--- PROVIDED INFORMATION ---

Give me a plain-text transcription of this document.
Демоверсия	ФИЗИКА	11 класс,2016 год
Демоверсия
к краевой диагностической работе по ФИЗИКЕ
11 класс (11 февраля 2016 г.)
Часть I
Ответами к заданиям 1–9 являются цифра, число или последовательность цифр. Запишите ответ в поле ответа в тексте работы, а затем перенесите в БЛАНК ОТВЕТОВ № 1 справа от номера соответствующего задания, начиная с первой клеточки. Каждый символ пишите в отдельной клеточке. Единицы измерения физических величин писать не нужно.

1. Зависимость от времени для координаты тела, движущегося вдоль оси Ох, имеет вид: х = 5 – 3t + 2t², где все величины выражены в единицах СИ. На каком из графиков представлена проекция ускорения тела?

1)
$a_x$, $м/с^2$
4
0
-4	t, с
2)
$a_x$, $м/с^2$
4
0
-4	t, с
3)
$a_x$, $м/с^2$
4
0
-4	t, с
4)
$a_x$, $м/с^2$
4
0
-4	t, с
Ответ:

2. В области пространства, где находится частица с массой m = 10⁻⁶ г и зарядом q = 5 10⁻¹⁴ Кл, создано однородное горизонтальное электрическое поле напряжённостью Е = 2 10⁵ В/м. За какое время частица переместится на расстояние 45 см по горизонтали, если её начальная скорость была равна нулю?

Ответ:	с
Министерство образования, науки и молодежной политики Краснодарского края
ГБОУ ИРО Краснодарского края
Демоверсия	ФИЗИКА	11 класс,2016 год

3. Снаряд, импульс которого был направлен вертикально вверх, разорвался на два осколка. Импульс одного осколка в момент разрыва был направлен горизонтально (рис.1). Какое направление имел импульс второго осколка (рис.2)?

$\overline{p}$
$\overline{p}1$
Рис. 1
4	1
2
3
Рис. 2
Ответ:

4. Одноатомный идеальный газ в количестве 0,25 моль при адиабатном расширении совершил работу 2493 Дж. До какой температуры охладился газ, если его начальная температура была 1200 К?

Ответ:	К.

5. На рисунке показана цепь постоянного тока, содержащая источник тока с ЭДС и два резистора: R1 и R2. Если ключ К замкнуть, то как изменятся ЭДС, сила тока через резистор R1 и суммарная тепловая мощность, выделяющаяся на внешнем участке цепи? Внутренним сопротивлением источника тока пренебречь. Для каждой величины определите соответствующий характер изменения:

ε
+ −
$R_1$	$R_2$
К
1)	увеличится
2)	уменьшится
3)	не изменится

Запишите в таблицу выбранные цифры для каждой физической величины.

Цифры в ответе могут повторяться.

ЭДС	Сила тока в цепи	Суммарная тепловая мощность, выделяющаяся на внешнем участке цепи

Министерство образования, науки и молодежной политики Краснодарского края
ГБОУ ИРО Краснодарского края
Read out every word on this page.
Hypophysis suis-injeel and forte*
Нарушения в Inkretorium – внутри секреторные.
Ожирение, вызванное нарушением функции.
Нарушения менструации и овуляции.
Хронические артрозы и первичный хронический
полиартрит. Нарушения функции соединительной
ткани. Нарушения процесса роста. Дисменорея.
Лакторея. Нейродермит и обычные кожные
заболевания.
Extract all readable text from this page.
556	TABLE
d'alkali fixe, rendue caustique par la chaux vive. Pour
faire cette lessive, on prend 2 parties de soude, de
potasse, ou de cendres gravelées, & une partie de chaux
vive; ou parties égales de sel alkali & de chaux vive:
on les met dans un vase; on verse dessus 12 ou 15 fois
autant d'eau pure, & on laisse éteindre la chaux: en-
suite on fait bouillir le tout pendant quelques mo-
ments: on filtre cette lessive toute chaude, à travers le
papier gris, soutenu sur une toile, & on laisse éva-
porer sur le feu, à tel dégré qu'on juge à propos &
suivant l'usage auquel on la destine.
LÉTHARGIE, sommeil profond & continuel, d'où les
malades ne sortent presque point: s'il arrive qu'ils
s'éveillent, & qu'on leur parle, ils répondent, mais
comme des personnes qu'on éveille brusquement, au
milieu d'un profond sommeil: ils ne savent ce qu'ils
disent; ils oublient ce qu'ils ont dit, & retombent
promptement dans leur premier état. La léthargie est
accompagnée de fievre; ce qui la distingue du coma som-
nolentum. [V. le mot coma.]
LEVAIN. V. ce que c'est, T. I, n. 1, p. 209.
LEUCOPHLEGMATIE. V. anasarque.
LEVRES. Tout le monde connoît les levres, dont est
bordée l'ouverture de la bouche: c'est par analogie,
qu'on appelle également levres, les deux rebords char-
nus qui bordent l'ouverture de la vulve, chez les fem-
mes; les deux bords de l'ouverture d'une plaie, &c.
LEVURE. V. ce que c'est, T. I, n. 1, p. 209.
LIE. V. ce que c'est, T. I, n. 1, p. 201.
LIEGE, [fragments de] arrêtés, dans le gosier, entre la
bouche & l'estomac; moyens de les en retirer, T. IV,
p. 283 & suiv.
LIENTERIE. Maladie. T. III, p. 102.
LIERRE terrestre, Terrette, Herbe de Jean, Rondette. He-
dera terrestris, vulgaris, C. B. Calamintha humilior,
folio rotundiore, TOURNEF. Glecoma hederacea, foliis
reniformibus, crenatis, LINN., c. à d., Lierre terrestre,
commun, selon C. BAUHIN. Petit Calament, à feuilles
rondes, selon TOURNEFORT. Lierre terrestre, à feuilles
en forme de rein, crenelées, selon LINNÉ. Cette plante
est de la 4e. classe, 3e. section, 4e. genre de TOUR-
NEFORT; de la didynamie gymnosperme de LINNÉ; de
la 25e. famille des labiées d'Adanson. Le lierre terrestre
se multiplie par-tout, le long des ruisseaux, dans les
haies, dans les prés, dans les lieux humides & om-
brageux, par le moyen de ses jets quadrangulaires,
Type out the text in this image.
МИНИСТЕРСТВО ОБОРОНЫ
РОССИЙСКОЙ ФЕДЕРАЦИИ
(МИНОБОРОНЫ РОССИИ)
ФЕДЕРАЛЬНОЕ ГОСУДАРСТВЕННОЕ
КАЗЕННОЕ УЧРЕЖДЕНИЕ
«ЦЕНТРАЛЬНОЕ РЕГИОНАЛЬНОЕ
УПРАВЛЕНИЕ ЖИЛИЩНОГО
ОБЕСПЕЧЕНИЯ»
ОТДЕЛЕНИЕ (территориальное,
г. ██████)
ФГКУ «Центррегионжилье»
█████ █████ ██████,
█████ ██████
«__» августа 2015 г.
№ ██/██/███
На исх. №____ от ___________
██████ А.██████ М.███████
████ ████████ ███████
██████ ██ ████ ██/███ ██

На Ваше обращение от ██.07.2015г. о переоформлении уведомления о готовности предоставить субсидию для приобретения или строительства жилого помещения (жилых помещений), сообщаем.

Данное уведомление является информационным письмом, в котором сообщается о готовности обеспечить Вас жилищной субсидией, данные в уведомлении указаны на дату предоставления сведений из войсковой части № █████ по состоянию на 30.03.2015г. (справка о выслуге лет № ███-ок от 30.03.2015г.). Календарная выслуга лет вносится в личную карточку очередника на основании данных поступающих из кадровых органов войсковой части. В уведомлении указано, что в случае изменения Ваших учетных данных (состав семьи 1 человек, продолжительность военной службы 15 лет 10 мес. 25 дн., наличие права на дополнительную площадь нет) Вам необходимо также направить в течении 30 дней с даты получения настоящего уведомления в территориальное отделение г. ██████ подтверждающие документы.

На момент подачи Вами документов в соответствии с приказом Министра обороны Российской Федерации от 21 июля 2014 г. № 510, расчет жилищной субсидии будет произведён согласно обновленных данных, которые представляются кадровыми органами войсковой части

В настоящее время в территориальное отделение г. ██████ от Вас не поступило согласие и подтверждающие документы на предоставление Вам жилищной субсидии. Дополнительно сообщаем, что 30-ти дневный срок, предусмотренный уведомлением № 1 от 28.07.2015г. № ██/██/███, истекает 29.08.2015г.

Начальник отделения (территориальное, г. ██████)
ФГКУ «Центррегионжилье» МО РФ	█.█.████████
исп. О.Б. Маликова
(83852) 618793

---

» **TASK INSTRUCTIONS**:
Identify the lines above with the word "feuilles". Copy them.

» **RESPONSE TO THIS EXERCISE**:
commun, selon C. BAUHIN. Petit Calament, à feuilles
rondes, selon TOURNEFORT. Lierre terrestre, à feuilles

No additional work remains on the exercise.